WRITTEN REQUEST -
Without the pictures, can you quote each line below exactly?
— START RECORDS FOR PROCESSING —
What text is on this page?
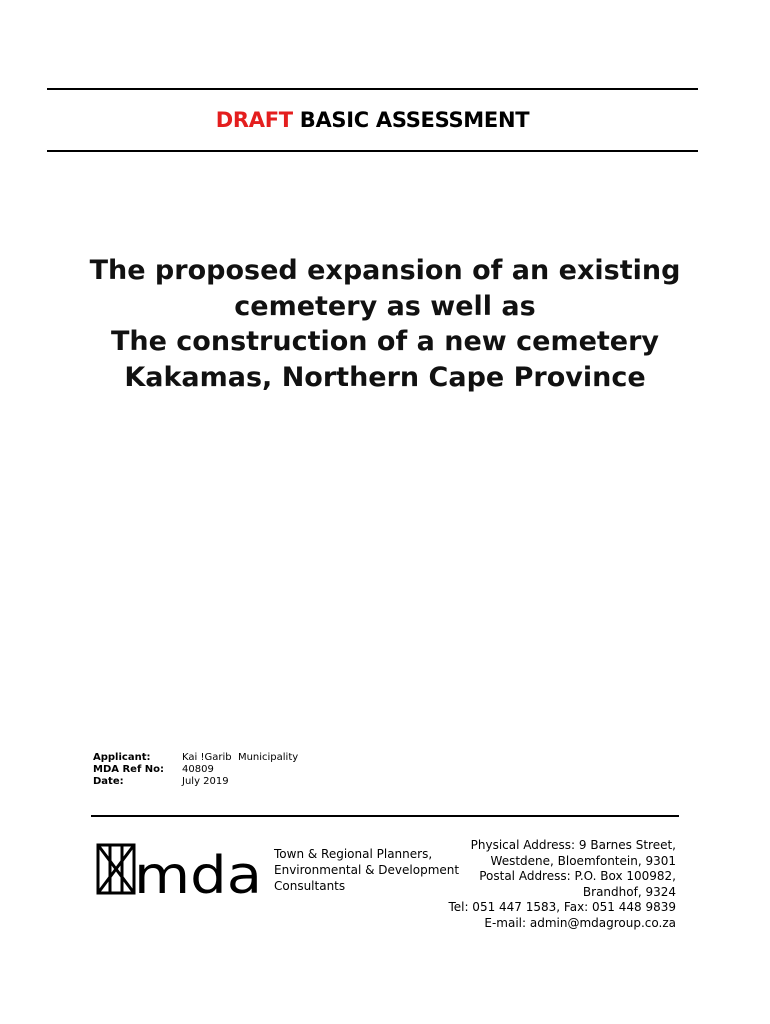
DRAFT BASIC ASSESSMENT
The proposed expansion of an existing
cemetery as well as
The construction of a new cemetery
Kakamas, Northern Cape Province
Applicant:	Kai !Garib  Municipality
MDA Ref No:	40809
Date:	July 2019
mda Town & Regional Planners,
Environmental & Development
Consultants
Physical Address: 9 Barnes Street,
Westdene, Bloemfontein, 9301
Postal Address: P.O. Box 100982,
Brandhof, 9324
Tel: 051 447 1583, Fax: 051 448 9839
E-mail: admin@mdagroup.co.za
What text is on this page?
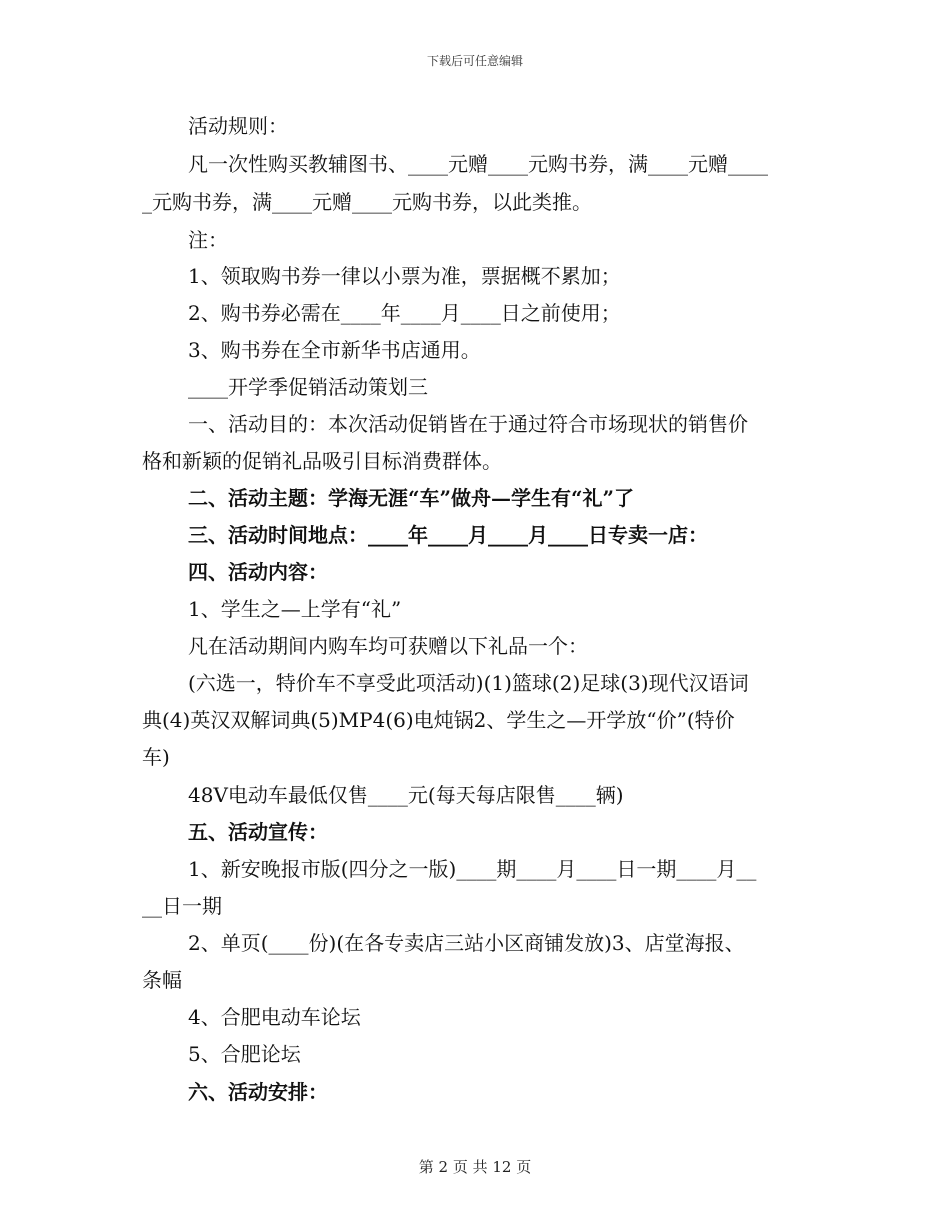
下载后可任意编辑
活动规则：
凡一次性购买教辅图书、____元赠____元购书券，满____元赠____
_元购书券，满____元赠____元购书券，以此类推。
注：
1、领取购书券一律以小票为准，票据概不累加；
2、购书券必需在____年____月____日之前使用；
3、购书券在全市新华书店通用。
____开学季促销活动策划三
一、活动目的：本次活动促销皆在于通过符合市场现状的销售价
格和新颖的促销礼品吸引目标消费群体。
二、活动主题：学海无涯“车”做舟—学生有“礼”了
三、活动时间地点：____年____月____月____日专卖一店：
四、活动内容：
1、学生之—上学有“礼”
凡在活动期间内购车均可获赠以下礼品一个：
(六选一，特价车不享受此项活动)(1)篮球(2)足球(3)现代汉语词
典(4)英汉双解词典(5)MP4(6)电炖锅2、学生之—开学放“价”(特价
车)
48V电动车最低仅售____元(每天每店限售____辆)
五、活动宣传：
1、新安晚报市版(四分之一版)____期____月____日一期____月__
__日一期
2、单页(____份)(在各专卖店三站小区商铺发放)3、店堂海报、
条幅
4、合肥电动车论坛
5、合肥论坛
六、活动安排：
第 2 页 共 12 页
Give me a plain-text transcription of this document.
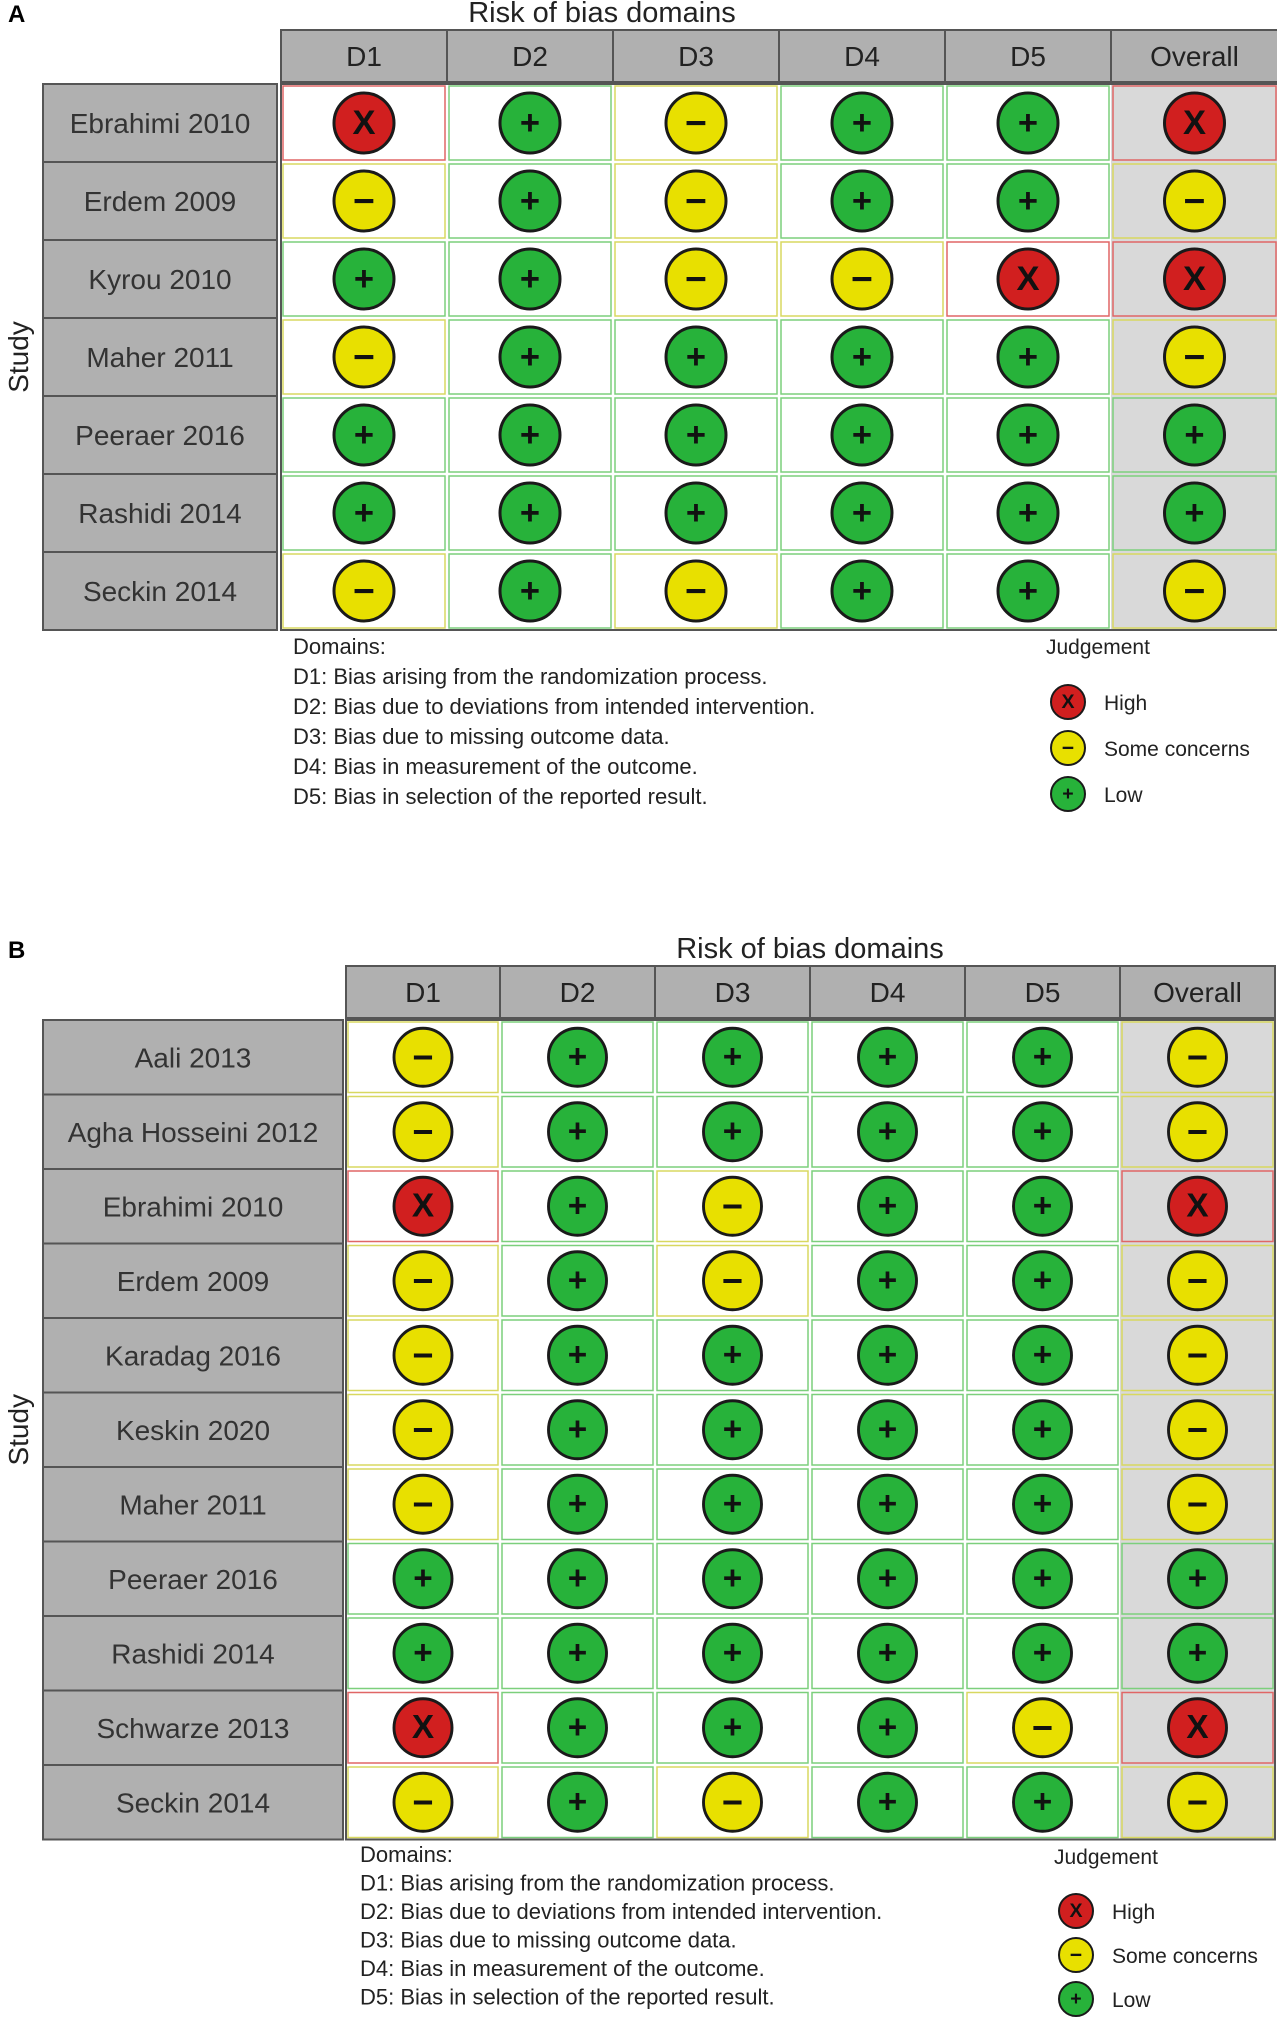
A	Risk of bias domains
D1	D2	D3	D4	D5	Overall
Ebrahimi 2010	X	+	−	+	+	X
Erdem 2009	−	+	−	+	+	−
Kyrou 2010	+	+	−	−	X	X
Maher 2011	−	+	+	+	+	−
Peeraer 2016	+	+	+	+	+	+
Rashidi 2014	+	+	+	+	+	+
Seckin 2014	−	+	−	+	+	−
Study
Domains:
D1: Bias arising from the randomization process.
D2: Bias due to deviations from intended intervention.
D3: Bias due to missing outcome data.
D4: Bias in measurement of the outcome.
D5: Bias in selection of the reported result.
Judgement
X High
− Some concerns
+ Low
B	Risk of bias domains
D1	D2	D3	D4	D5	Overall
Aali 2013	−	+	+	+	+	−
Agha Hosseini 2012	−	+	+	+	+	−
Ebrahimi 2010	X	+	−	+	+	X
Erdem 2009	−	+	−	+	+	−
Karadag 2016	−	+	+	+	+	−
Keskin 2020	−	+	+	+	+	−
Maher 2011	−	+	+	+	+	−
Peeraer 2016	+	+	+	+	+	+
Rashidi 2014	+	+	+	+	+	+
Schwarze 2013	X	+	+	+	−	X
Seckin 2014	−	+	−	+	+	−
Study
Domains:
D1: Bias arising from the randomization process.
D2: Bias due to deviations from intended intervention.
D3: Bias due to missing outcome data.
D4: Bias in measurement of the outcome.
D5: Bias in selection of the reported result.
Judgement
X High
− Some concerns
+ Low
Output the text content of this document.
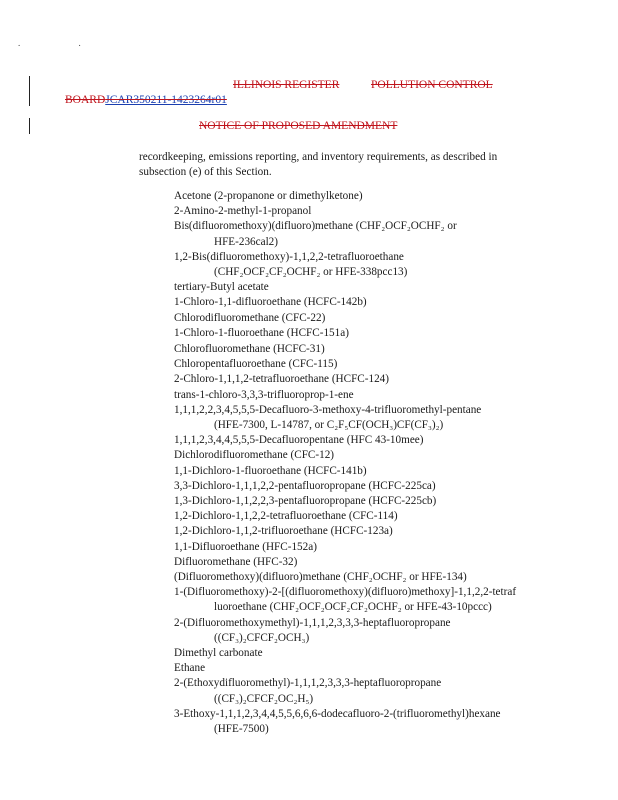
. .
ILLINOIS REGISTER	POLLUTION CONTROL
BOARDJCAR350211-1423264r01
NOTICE OF PROPOSED AMENDMENT
recordkeeping, emissions reporting, and inventory requirements, as described in subsection (e) of this Section.
Acetone (2-propanone or dimethylketone)
2-Amino-2-methyl-1-propanol
Bis(difluoromethoxy)(difluoro)methane (CHF₂OCF₂OCHF₂ or
HFE-236cal2)
1,2-Bis(difluoromethoxy)-1,1,2,2-tetrafluoroethane
(CHF₂OCF₂CF₂OCHF₂ or HFE-338pcc13)
tertiary-Butyl acetate
1-Chloro-1,1-difluoroethane (HCFC-142b)
Chlorodifluoromethane (CFC-22)
1-Chloro-1-fluoroethane (HCFC-151a)
Chlorofluoromethane (HCFC-31)
Chloropentafluoroethane (CFC-115)
2-Chloro-1,1,1,2-tetrafluoroethane (HCFC-124)
trans-1-chloro-3,3,3-trifluoroprop-1-ene
1,1,1,2,2,3,4,5,5,5-Decafluoro-3-methoxy-4-trifluoromethyl-pentane
(HFE-7300, L-14787, or C₂F₅CF(OCH₃)CF(CF₃)₂)
1,1,1,2,3,4,4,5,5,5-Decafluoropentane (HFC 43-10mee)
Dichlorodifluoromethane (CFC-12)
1,1-Dichloro-1-fluoroethane (HCFC-141b)
3,3-Dichloro-1,1,1,2,2-pentafluoropropane (HCFC-225ca)
1,3-Dichloro-1,1,2,2,3-pentafluoropropane (HCFC-225cb)
1,2-Dichloro-1,1,2,2-tetrafluoroethane (CFC-114)
1,2-Dichloro-1,1,2-trifluoroethane (HCFC-123a)
1,1-Difluoroethane (HFC-152a)
Difluoromethane (HFC-32)
(Difluoromethoxy)(difluoro)methane (CHF₂OCHF₂ or HFE-134)
1-(Difluoromethoxy)-2-[(difluoromethoxy)(difluoro)methoxy]-1,1,2,2-tetraf
luoroethane (CHF₂OCF₂OCF₂CF₂OCHF₂ or HFE-43-10pccc)
2-(Difluoromethoxymethyl)-1,1,1,2,3,3,3-heptafluoropropane
((CF₃)₂CFCF₂OCH₃)
Dimethyl carbonate
Ethane
2-(Ethoxydifluoromethyl)-1,1,1,2,3,3,3-heptafluoropropane
((CF₃)₂CFCF₂OC₂H₅)
3-Ethoxy-1,1,1,2,3,4,4,5,5,6,6,6-dodecafluoro-2-(trifluoromethyl)hexane
(HFE-7500)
— END RECORDS FOR PROCESSING —
RESULT OF THIS TASK -
What text is on this page?
DRAFT BASIC ASSESSMENT
The proposed expansion of an existing
cemetery as well as
The construction of a new cemetery
Kakamas, Northern Cape Province
Applicant:	Kai !Garib  Municipality
MDA Ref No:	40809
Date:	July 2019
mda Town & Regional Planners,
Environmental & Development
Consultants
Physical Address: 9 Barnes Street,
Westdene, Bloemfontein, 9301
Postal Address: P.O. Box 100982,
Brandhof, 9324
Tel: 051 447 1583, Fax: 051 448 9839
E-mail: admin@mdagroup.co.za
What text is on this page?
下载后可任意编辑
活动规则：
凡一次性购买教辅图书、____元赠____元购书券，满____元赠____
_元购书券，满____元赠____元购书券，以此类推。
注：
1、领取购书券一律以小票为准，票据概不累加；
2、购书券必需在____年____月____日之前使用；
3、购书券在全市新华书店通用。
____开学季促销活动策划三
一、活动目的：本次活动促销皆在于通过符合市场现状的销售价
格和新颖的促销礼品吸引目标消费群体。
二、活动主题：学海无涯“车”做舟—学生有“礼”了
三、活动时间地点：____年____月____月____日专卖一店：
四、活动内容：
1、学生之—上学有“礼”
凡在活动期间内购车均可获赠以下礼品一个：
(六选一，特价车不享受此项活动)(1)篮球(2)足球(3)现代汉语词
典(4)英汉双解词典(5)MP4(6)电炖锅2、学生之—开学放“价”(特价
车)
48V电动车最低仅售____元(每天每店限售____辆)
五、活动宣传：
1、新安晚报市版(四分之一版)____期____月____日一期____月__
__日一期
2、单页(____份)(在各专卖店三站小区商铺发放)3、店堂海报、
条幅
4、合肥电动车论坛
5、合肥论坛
六、活动安排：
第 2 页 共 12 页
Give me a plain-text transcription of this document.
A	Risk of bias domains
D1	D2	D3	D4	D5	Overall
Ebrahimi 2010	X	+	−	+	+	X
Erdem 2009	−	+	−	+	+	−
Kyrou 2010	+	+	−	−	X	X
Maher 2011	−	+	+	+	+	−
Peeraer 2016	+	+	+	+	+	+
Rashidi 2014	+	+	+	+	+	+
Seckin 2014	−	+	−	+	+	−
Study
Domains:
D1: Bias arising from the randomization process.
D2: Bias due to deviations from intended intervention.
D3: Bias due to missing outcome data.
D4: Bias in measurement of the outcome.
D5: Bias in selection of the reported result.
Judgement
X High
− Some concerns
+ Low
B	Risk of bias domains
D1	D2	D3	D4	D5	Overall
Aali 2013	−	+	+	+	+	−
Agha Hosseini 2012	−	+	+	+	+	−
Ebrahimi 2010	X	+	−	+	+	X
Erdem 2009	−	+	−	+	+	−
Karadag 2016	−	+	+	+	+	−
Keskin 2020	−	+	+	+	+	−
Maher 2011	−	+	+	+	+	−
Peeraer 2016	+	+	+	+	+	+
Rashidi 2014	+	+	+	+	+	+
Schwarze 2013	X	+	+	+	−	X
Seckin 2014	−	+	−	+	+	−
Study
Domains:
D1: Bias arising from the randomization process.
D2: Bias due to deviations from intended intervention.
D3: Bias due to missing outcome data.
D4: Bias in measurement of the outcome.
D5: Bias in selection of the reported result.
Judgement
X High
− Some concerns
+ Low
Output the text content of this document.
. .
ILLINOIS REGISTER	POLLUTION CONTROL
BOARDJCAR350211-1423264r01
NOTICE OF PROPOSED AMENDMENT
recordkeeping, emissions reporting, and inventory requirements, as described in subsection (e) of this Section.
Acetone (2-propanone or dimethylketone)
2-Amino-2-methyl-1-propanol
Bis(difluoromethoxy)(difluoro)methane (CHF₂OCF₂OCHF₂ or
HFE-236cal2)
1,2-Bis(difluoromethoxy)-1,1,2,2-tetrafluoroethane
(CHF₂OCF₂CF₂OCHF₂ or HFE-338pcc13)
tertiary-Butyl acetate
1-Chloro-1,1-difluoroethane (HCFC-142b)
Chlorodifluoromethane (CFC-22)
1-Chloro-1-fluoroethane (HCFC-151a)
Chlorofluoromethane (HCFC-31)
Chloropentafluoroethane (CFC-115)
2-Chloro-1,1,1,2-tetrafluoroethane (HCFC-124)
trans-1-chloro-3,3,3-trifluoroprop-1-ene
1,1,1,2,2,3,4,5,5,5-Decafluoro-3-methoxy-4-trifluoromethyl-pentane
(HFE-7300, L-14787, or C₂F₅CF(OCH₃)CF(CF₃)₂)
1,1,1,2,3,4,4,5,5,5-Decafluoropentane (HFC 43-10mee)
Dichlorodifluoromethane (CFC-12)
1,1-Dichloro-1-fluoroethane (HCFC-141b)
3,3-Dichloro-1,1,1,2,2-pentafluoropropane (HCFC-225ca)
1,3-Dichloro-1,1,2,2,3-pentafluoropropane (HCFC-225cb)
1,2-Dichloro-1,1,2,2-tetrafluoroethane (CFC-114)
1,2-Dichloro-1,1,2-trifluoroethane (HCFC-123a)
1,1-Difluoroethane (HFC-152a)
Difluoromethane (HFC-32)
(Difluoromethoxy)(difluoro)methane (CHF₂OCHF₂ or HFE-134)
1-(Difluoromethoxy)-2-[(difluoromethoxy)(difluoro)methoxy]-1,1,2,2-tetraf
luoroethane (CHF₂OCF₂OCF₂CF₂OCHF₂ or HFE-43-10pccc)
2-(Difluoromethoxymethyl)-1,1,1,2,3,3,3-heptafluoropropane
((CF₃)₂CFCF₂OCH₃)
Dimethyl carbonate
Ethane
2-(Ethoxydifluoromethyl)-1,1,1,2,3,3,3-heptafluoropropane
((CF₃)₂CFCF₂OC₂H₅)
3-Ethoxy-1,1,1,2,3,4,4,5,5,6,6,6-dodecafluoro-2-(trifluoromethyl)hexane
(HFE-7500)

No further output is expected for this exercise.